In the listing, locate the line containing "Extract all readable text from this page.", then quote it and all following lines exactly. Omit pictures.
- - -
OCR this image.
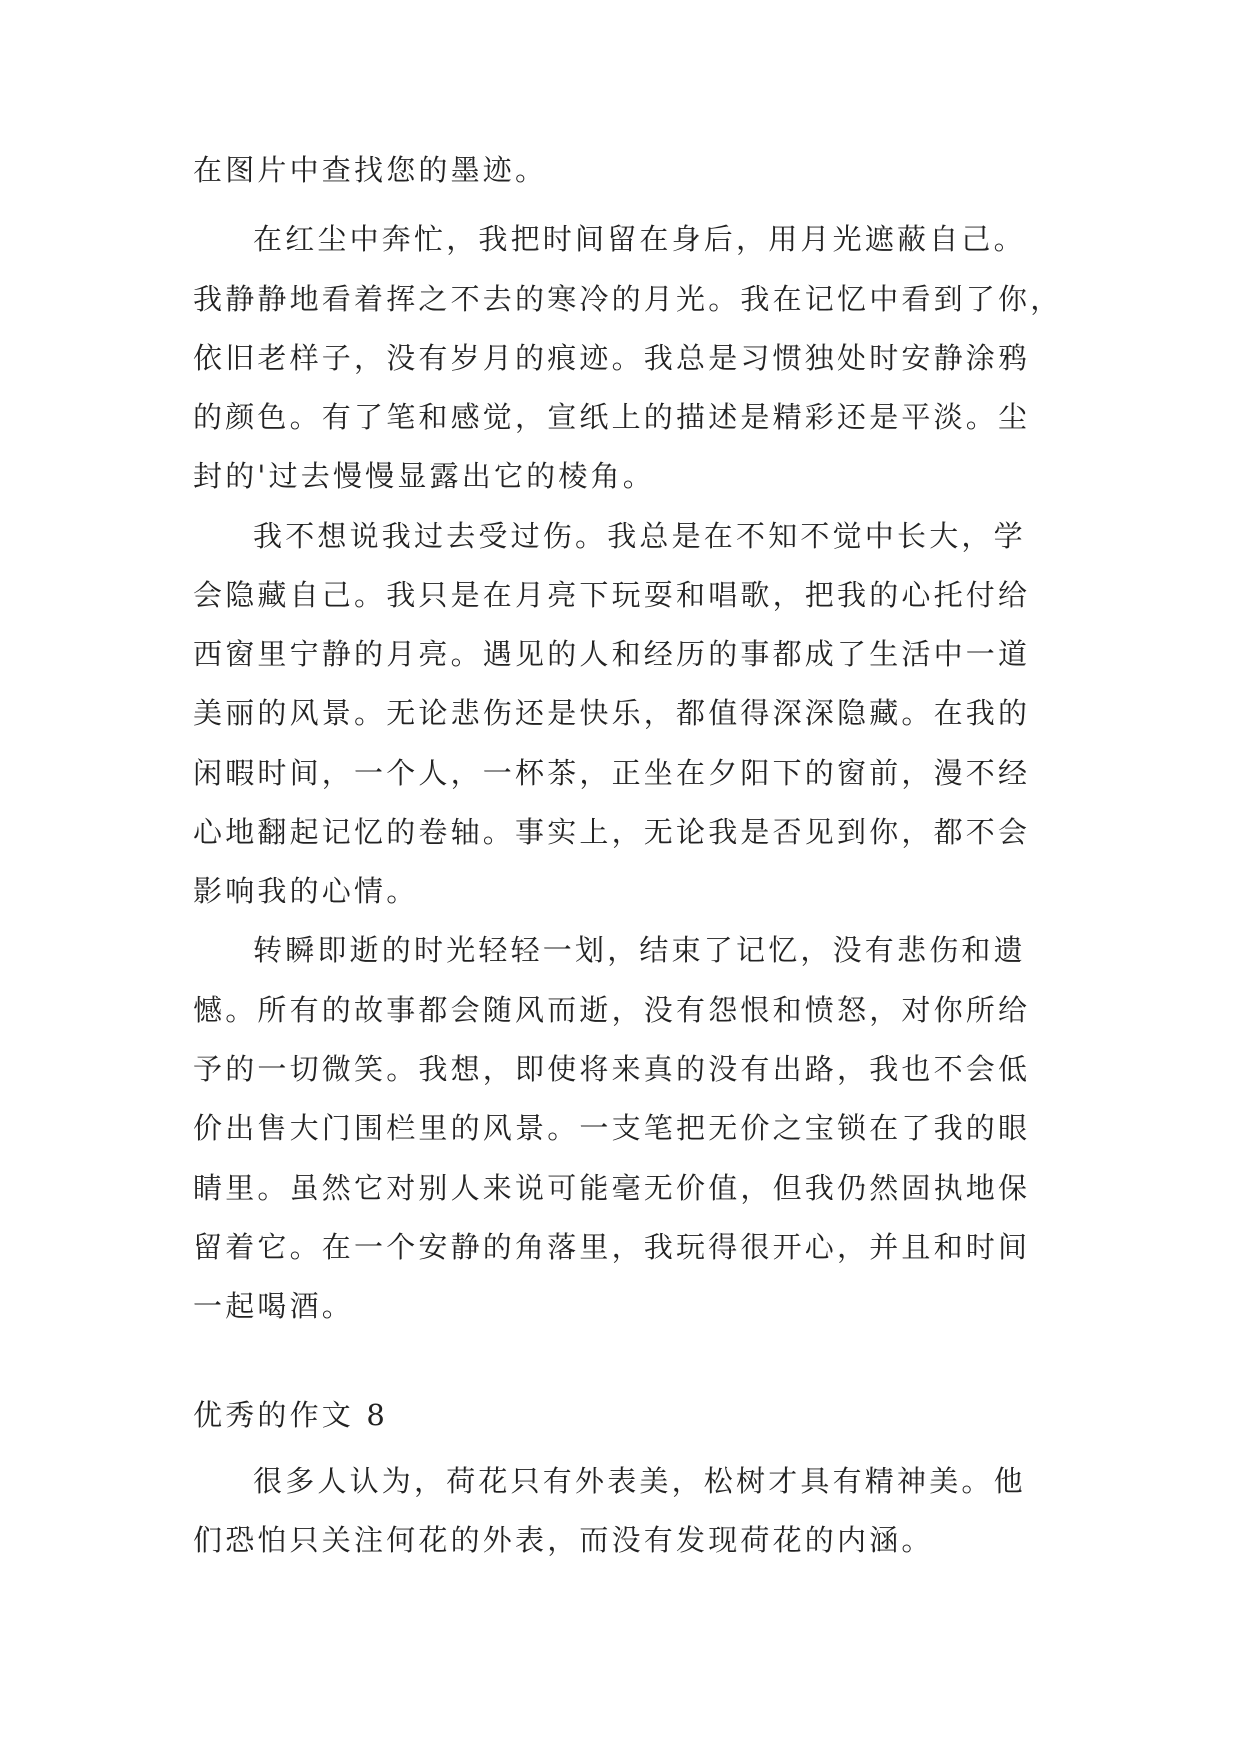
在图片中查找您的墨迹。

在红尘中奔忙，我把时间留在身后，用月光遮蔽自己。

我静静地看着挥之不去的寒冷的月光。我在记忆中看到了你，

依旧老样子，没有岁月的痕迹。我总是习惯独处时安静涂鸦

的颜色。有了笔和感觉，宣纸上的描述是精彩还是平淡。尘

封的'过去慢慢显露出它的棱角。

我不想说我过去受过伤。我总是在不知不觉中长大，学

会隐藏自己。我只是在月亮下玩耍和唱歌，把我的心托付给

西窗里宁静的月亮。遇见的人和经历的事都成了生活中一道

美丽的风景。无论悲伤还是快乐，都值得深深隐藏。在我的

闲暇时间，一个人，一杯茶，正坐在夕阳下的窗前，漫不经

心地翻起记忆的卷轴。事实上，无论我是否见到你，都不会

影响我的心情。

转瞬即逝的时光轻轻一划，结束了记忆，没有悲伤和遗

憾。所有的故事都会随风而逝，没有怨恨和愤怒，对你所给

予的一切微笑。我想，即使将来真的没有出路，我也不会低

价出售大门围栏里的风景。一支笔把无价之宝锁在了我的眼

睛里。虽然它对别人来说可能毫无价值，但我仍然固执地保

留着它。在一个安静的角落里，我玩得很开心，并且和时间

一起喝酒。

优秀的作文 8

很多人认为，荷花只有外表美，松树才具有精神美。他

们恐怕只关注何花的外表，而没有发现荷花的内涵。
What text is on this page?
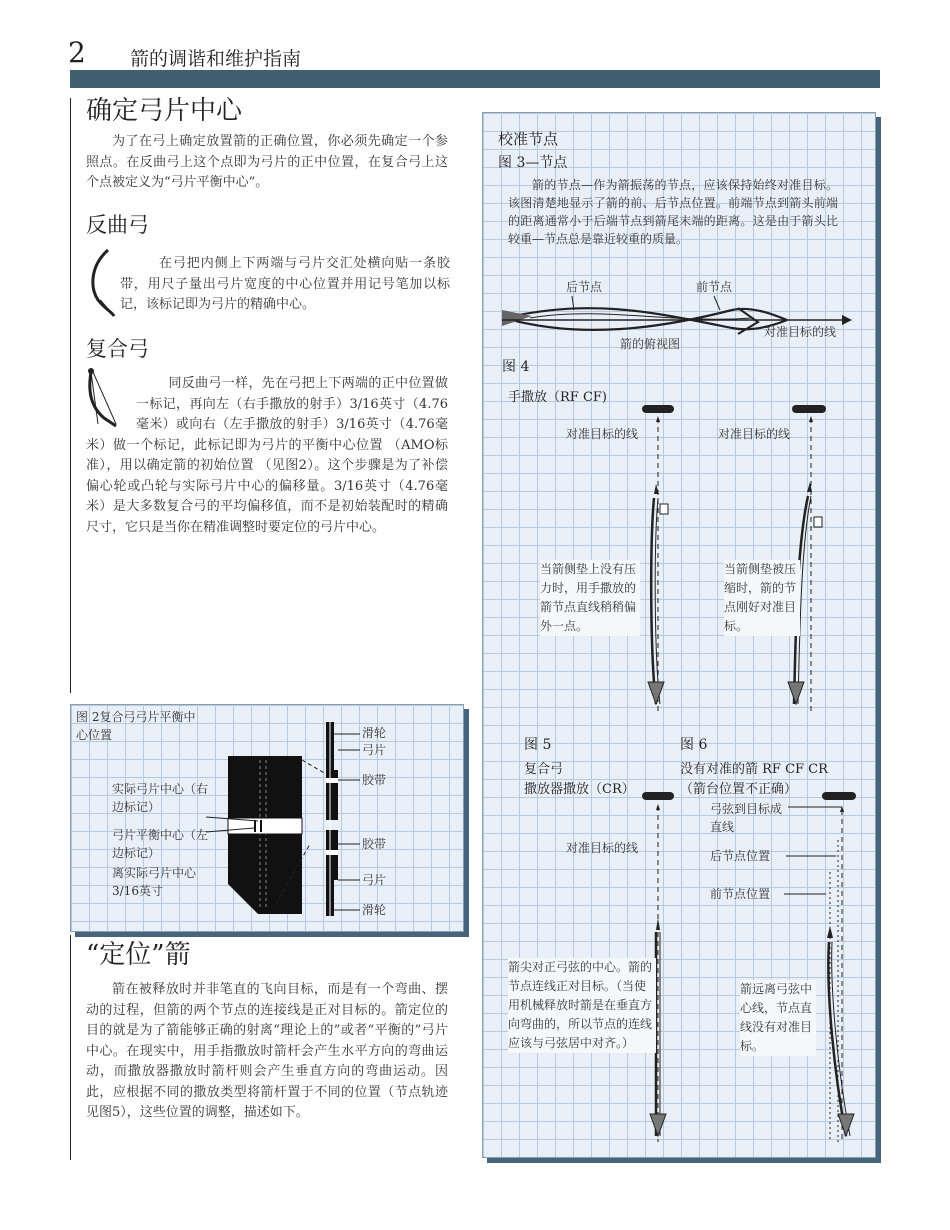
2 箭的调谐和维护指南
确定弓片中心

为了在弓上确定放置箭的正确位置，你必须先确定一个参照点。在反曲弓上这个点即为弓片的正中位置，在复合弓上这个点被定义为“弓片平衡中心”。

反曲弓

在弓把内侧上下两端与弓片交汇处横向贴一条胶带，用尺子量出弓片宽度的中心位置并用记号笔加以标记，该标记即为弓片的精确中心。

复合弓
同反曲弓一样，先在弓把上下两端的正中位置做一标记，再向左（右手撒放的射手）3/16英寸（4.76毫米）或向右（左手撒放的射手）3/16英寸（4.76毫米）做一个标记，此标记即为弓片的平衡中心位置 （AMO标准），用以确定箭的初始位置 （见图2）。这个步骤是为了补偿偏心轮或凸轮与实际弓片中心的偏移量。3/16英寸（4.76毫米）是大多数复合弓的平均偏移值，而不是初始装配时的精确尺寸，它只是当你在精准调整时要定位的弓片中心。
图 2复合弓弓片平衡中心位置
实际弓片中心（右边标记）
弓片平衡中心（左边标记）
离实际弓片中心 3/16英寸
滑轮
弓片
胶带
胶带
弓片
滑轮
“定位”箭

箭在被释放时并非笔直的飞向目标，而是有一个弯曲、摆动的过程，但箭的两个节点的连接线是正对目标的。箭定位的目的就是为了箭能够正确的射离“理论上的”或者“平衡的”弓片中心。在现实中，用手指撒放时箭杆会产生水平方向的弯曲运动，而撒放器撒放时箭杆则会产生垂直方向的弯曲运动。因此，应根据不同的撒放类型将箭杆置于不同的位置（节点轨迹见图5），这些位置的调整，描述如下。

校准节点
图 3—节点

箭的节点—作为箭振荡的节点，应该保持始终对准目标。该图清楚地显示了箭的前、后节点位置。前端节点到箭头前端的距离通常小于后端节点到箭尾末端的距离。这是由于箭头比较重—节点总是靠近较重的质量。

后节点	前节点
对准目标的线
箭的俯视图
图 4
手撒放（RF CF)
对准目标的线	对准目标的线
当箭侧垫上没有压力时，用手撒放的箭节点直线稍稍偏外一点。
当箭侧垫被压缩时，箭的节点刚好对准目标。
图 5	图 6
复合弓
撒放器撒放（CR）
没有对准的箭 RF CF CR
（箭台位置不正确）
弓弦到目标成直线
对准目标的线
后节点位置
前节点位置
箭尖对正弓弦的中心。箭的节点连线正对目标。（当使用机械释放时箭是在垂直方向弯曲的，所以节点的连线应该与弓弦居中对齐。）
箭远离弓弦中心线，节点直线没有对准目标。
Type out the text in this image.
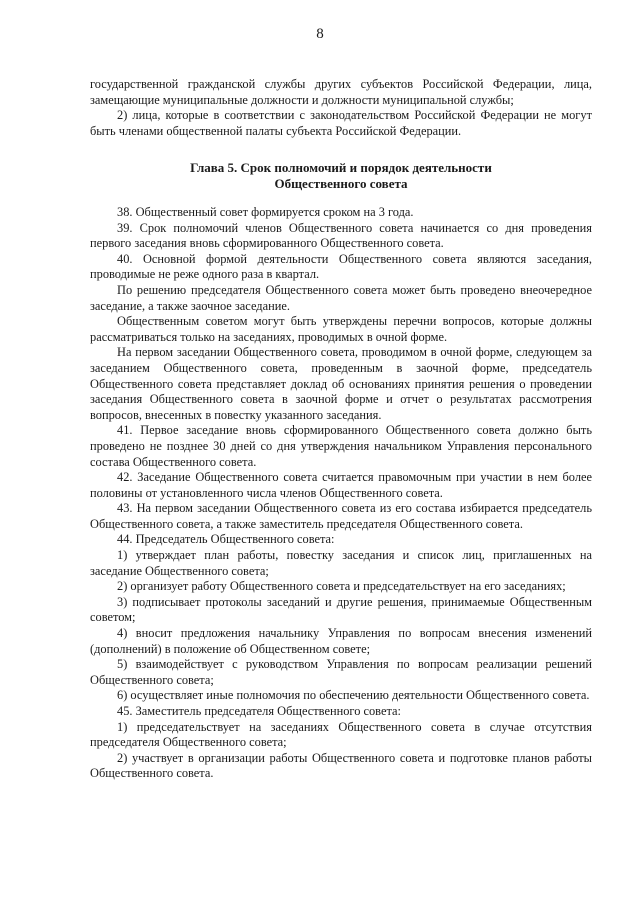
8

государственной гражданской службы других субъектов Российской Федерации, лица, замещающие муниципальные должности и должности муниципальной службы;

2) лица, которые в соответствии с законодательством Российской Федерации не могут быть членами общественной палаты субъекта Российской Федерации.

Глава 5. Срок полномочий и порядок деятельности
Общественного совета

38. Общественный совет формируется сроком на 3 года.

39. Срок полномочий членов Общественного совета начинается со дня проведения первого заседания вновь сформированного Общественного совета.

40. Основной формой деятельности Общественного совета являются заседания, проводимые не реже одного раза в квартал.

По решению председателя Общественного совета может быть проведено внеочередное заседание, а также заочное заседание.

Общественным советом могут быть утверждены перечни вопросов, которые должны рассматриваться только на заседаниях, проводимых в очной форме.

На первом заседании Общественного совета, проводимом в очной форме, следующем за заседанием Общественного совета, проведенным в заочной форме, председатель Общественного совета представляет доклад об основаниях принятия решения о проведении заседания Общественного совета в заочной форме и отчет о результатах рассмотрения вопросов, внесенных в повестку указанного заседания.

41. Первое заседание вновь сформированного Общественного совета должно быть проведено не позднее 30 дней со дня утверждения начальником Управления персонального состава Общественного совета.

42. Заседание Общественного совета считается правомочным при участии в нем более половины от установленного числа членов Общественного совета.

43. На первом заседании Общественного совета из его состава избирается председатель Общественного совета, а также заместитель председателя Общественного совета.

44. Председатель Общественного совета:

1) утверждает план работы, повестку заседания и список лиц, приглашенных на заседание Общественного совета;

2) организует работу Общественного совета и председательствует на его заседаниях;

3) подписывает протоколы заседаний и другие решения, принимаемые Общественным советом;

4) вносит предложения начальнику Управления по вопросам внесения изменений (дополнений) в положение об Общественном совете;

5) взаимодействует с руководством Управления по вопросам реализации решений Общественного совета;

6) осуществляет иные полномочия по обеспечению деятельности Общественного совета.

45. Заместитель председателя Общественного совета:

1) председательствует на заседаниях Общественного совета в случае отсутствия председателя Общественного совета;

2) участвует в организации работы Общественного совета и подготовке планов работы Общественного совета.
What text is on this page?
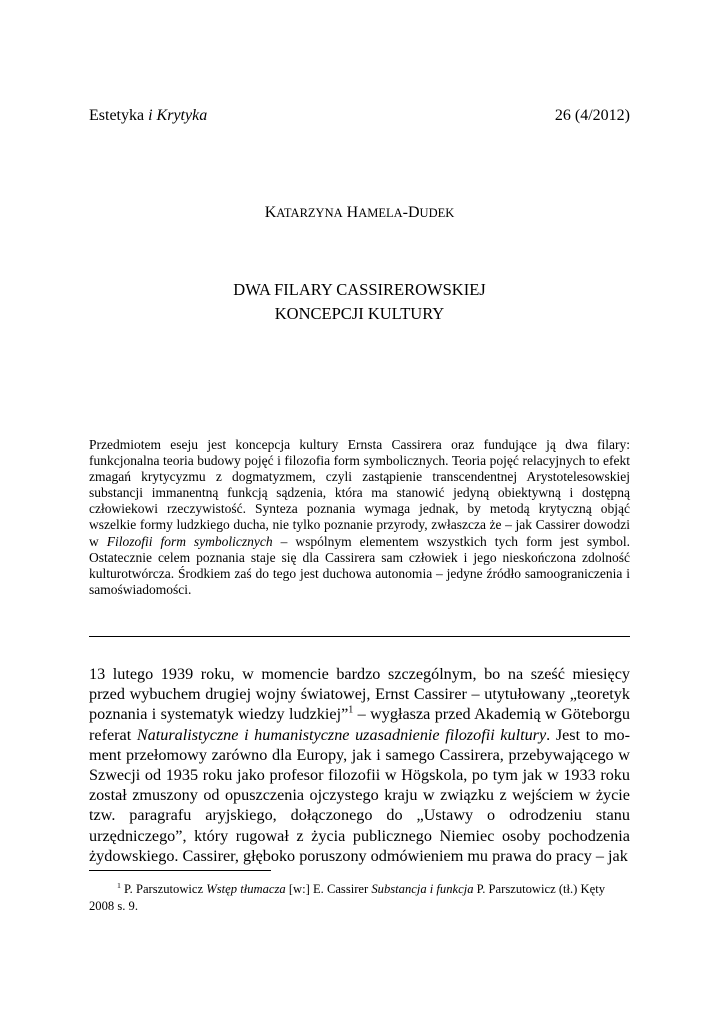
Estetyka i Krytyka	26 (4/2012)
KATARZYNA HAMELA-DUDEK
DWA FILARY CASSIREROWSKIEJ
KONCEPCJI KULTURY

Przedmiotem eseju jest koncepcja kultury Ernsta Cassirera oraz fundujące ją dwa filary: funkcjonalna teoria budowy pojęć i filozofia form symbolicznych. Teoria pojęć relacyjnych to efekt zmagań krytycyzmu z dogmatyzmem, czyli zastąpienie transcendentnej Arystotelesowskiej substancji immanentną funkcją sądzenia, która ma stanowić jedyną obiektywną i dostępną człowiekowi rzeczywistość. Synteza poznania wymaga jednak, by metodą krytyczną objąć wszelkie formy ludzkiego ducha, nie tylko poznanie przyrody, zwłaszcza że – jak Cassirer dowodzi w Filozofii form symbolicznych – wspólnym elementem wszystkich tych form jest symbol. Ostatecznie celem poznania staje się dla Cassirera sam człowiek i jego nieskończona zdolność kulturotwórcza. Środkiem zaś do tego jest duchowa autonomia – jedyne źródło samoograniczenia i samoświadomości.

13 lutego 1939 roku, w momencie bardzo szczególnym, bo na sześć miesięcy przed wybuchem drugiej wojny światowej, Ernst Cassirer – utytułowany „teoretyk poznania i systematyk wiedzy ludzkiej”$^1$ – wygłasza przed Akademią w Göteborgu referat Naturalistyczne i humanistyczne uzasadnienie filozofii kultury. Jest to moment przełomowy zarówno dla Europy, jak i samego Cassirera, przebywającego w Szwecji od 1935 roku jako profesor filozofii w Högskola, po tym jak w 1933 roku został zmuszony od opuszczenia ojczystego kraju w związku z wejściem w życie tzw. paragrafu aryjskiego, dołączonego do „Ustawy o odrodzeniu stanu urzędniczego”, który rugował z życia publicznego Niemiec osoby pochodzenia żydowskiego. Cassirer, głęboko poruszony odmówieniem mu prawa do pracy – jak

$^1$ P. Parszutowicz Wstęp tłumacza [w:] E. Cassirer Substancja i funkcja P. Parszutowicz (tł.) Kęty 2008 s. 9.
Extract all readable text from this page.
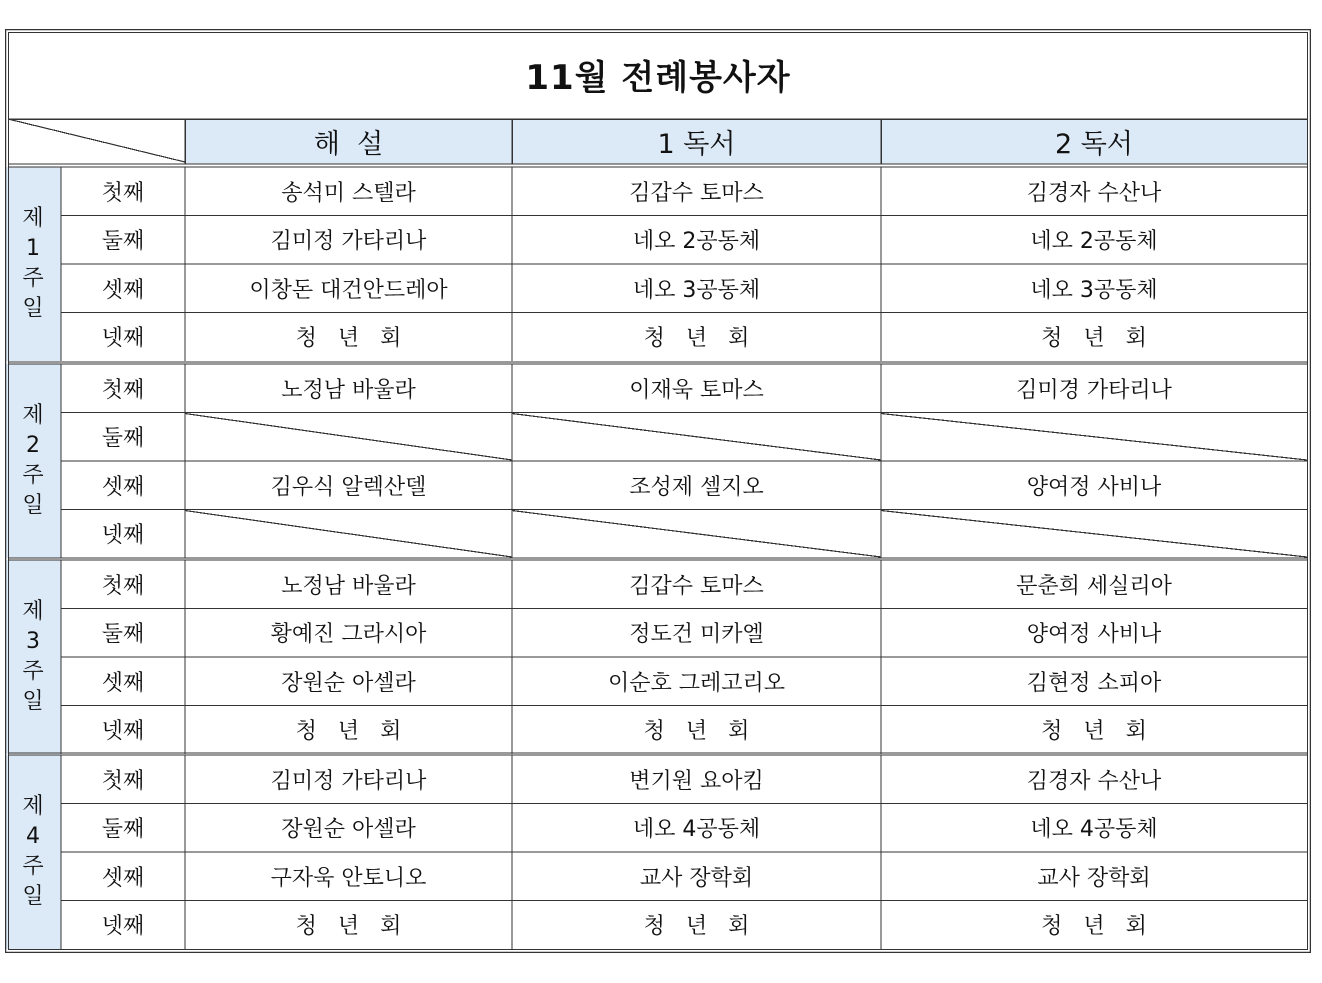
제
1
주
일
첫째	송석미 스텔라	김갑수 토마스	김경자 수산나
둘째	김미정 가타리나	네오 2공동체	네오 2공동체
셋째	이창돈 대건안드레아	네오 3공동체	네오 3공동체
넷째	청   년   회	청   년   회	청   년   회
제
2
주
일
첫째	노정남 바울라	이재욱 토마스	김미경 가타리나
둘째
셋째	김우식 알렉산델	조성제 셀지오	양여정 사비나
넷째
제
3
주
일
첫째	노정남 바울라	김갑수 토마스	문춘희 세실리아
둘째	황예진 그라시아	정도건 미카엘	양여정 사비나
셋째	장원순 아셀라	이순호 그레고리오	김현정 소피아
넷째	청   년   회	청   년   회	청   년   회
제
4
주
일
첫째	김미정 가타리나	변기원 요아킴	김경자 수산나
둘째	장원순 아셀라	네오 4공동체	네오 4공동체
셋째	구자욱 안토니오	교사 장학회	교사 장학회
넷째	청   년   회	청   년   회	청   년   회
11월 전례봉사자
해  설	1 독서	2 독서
- - -
### Solution to the problem
Extract all readable text from this page.
제
1
주
일
첫째	송석미 스텔라	김갑수 토마스	김경자 수산나
둘째	김미정 가타리나	네오 2공동체	네오 2공동체
셋째	이창돈 대건안드레아	네오 3공동체	네오 3공동체
넷째	청   년   회	청   년   회	청   년   회
제
2
주
일
첫째	노정남 바울라	이재욱 토마스	김미경 가타리나
둘째
셋째	김우식 알렉산델	조성제 셀지오	양여정 사비나
넷째
제
3
주
일
첫째	노정남 바울라	김갑수 토마스	문춘희 세실리아
둘째	황예진 그라시아	정도건 미카엘	양여정 사비나
셋째	장원순 아셀라	이순호 그레고리오	김현정 소피아
넷째	청   년   회	청   년   회	청   년   회
제
4
주
일
첫째	김미정 가타리나	변기원 요아킴	김경자 수산나
둘째	장원순 아셀라	네오 4공동체	네오 4공동체
셋째	구자욱 안토니오	교사 장학회	교사 장학회
넷째	청   년   회	청   년   회	청   년   회
11월 전례봉사자
해  설	1 독서	2 독서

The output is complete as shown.